> _EXERCISE DESCRIPTION_:
Give the number of lines containing "脱离弹簧时" in this listing, with no other words.

-------- DATA EXCERPTS

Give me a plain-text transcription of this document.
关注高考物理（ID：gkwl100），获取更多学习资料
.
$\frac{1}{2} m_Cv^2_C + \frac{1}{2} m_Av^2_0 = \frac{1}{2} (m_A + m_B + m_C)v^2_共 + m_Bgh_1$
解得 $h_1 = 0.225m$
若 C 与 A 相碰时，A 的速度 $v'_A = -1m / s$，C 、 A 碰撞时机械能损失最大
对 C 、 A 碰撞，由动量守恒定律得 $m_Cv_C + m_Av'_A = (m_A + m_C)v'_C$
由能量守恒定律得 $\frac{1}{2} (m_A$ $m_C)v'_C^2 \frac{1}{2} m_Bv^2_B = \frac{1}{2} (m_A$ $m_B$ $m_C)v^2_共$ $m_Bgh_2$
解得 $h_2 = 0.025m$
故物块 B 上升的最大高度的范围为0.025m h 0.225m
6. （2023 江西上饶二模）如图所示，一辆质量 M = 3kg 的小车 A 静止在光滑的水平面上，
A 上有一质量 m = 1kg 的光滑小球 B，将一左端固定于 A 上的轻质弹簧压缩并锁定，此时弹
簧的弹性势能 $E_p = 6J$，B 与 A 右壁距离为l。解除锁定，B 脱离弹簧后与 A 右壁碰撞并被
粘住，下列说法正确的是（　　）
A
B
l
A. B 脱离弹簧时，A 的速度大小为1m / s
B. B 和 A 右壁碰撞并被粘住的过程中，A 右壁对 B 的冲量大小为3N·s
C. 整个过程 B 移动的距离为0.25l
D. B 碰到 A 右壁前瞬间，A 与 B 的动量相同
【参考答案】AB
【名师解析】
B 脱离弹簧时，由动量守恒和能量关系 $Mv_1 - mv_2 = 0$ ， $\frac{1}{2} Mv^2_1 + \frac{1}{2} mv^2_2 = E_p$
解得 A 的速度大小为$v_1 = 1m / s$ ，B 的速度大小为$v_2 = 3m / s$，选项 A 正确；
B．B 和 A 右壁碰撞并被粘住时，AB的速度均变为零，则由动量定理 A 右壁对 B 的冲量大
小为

----------------

> _EXERCISE RESPONSE_:
2